Challenge – Return the records below from the line containing "Reverse-engineer this chart into JSON." onward, exactly, through and including the last line.

Material provided –
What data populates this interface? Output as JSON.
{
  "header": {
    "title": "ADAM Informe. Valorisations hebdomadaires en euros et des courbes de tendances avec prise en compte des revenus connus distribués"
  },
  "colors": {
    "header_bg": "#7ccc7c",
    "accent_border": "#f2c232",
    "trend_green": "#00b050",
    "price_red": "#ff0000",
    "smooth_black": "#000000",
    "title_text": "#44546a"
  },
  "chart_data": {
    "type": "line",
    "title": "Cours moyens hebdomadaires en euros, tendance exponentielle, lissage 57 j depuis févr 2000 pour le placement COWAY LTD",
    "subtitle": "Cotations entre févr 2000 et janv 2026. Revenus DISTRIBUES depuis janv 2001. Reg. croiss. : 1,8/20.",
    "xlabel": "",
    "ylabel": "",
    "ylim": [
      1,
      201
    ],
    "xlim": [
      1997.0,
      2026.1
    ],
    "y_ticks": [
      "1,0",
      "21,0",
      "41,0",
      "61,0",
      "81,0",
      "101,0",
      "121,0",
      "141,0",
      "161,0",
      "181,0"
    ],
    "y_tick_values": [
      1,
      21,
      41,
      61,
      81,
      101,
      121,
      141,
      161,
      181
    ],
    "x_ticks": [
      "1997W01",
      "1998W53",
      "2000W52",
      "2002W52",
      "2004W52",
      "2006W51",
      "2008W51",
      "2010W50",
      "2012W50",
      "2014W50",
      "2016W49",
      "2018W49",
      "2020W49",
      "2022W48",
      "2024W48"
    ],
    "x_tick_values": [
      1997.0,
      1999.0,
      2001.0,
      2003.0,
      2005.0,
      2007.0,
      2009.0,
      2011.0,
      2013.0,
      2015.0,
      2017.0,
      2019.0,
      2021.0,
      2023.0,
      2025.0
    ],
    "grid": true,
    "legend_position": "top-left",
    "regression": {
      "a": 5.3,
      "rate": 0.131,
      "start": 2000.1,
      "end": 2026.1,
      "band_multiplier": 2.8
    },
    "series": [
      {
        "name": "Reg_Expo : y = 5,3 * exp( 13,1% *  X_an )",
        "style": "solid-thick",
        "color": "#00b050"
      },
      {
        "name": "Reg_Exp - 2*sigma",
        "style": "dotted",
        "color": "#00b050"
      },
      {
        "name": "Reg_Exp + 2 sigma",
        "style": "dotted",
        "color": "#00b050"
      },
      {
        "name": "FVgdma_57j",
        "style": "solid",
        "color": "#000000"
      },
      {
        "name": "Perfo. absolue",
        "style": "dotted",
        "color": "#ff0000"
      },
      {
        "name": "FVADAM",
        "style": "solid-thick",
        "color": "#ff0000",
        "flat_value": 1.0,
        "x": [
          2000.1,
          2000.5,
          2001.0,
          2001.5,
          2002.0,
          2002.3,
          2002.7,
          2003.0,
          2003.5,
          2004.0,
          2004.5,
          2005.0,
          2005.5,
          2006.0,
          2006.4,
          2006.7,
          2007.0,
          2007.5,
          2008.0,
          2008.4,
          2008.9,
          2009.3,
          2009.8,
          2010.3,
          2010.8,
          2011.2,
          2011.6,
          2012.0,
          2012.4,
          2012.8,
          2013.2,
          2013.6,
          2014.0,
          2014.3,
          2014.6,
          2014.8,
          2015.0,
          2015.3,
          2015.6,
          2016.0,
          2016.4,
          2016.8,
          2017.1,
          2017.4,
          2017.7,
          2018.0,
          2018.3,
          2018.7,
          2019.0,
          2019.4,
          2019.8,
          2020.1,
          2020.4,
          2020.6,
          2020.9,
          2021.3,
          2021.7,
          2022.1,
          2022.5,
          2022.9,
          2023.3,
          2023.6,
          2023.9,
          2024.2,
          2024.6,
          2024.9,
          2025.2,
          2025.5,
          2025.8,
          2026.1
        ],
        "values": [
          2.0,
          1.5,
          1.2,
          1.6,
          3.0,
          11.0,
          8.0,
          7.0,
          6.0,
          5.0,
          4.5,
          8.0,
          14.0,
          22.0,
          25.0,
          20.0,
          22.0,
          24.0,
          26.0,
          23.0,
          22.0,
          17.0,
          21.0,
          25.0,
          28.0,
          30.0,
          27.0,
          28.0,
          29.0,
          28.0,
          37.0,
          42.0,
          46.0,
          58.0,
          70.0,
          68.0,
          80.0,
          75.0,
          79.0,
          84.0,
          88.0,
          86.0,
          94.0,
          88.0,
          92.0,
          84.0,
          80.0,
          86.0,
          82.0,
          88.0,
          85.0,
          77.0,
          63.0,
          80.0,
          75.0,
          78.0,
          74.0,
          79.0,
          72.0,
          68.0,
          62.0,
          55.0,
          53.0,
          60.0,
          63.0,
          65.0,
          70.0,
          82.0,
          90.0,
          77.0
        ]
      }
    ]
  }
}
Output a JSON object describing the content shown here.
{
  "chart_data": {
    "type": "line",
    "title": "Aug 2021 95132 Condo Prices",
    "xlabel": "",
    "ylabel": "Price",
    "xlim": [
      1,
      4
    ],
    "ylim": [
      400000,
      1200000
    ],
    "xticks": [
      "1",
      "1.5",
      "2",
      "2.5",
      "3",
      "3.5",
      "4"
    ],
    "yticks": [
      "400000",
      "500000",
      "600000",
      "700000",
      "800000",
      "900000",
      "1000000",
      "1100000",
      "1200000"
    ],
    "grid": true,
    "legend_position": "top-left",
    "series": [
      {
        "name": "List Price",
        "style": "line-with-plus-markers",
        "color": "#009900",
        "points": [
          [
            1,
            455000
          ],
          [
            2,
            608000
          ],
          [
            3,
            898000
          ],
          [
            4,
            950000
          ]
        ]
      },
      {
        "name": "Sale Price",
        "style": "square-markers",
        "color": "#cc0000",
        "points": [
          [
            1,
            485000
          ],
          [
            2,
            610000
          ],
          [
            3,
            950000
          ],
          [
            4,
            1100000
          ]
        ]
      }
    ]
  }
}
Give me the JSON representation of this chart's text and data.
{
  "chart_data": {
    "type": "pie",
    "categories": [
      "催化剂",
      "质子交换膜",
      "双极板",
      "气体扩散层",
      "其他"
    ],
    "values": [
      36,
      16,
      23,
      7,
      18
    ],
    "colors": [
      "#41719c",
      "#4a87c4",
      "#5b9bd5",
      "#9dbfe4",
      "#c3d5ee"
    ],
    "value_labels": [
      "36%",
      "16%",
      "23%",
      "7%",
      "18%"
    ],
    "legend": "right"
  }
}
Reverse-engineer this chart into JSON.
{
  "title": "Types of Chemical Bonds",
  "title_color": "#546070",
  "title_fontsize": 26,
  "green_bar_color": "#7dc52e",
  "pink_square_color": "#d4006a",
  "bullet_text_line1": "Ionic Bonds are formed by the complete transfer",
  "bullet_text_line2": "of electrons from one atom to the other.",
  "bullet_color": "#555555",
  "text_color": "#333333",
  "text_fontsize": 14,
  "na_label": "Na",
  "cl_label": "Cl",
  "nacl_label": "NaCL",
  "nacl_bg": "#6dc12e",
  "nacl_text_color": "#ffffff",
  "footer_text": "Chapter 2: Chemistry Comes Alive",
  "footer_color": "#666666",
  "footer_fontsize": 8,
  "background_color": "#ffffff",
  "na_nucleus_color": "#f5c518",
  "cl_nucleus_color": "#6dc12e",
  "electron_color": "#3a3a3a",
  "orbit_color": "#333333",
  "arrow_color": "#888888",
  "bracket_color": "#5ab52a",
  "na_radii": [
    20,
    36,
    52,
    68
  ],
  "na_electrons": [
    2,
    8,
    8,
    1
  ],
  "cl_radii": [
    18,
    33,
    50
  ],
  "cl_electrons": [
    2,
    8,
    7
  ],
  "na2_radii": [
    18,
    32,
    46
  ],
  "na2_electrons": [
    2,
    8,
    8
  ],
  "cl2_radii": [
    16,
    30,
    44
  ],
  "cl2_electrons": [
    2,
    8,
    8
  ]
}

Exercise output –
Reverse-engineer this chart into JSON.
{
  "title": "Types of Chemical Bonds",
  "title_color": "#546070",
  "title_fontsize": 26,
  "green_bar_color": "#7dc52e",
  "pink_square_color": "#d4006a",
  "bullet_text_line1": "Ionic Bonds are formed by the complete transfer",
  "bullet_text_line2": "of electrons from one atom to the other.",
  "bullet_color": "#555555",
  "text_color": "#333333",
  "text_fontsize": 14,
  "na_label": "Na",
  "cl_label": "Cl",
  "nacl_label": "NaCL",
  "nacl_bg": "#6dc12e",
  "nacl_text_color": "#ffffff",
  "footer_text": "Chapter 2: Chemistry Comes Alive",
  "footer_color": "#666666",
  "footer_fontsize": 8,
  "background_color": "#ffffff",
  "na_nucleus_color": "#f5c518",
  "cl_nucleus_color": "#6dc12e",
  "electron_color": "#3a3a3a",
  "orbit_color": "#333333",
  "arrow_color": "#888888",
  "bracket_color": "#5ab52a",
  "na_radii": [
    20,
    36,
    52,
    68
  ],
  "na_electrons": [
    2,
    8,
    8,
    1
  ],
  "cl_radii": [
    18,
    33,
    50
  ],
  "cl_electrons": [
    2,
    8,
    7
  ],
  "na2_radii": [
    18,
    32,
    46
  ],
  "na2_electrons": [
    2,
    8,
    8
  ],
  "cl2_radii": [
    16,
    30,
    44
  ],
  "cl2_electrons": [
    2,
    8,
    8
  ]
}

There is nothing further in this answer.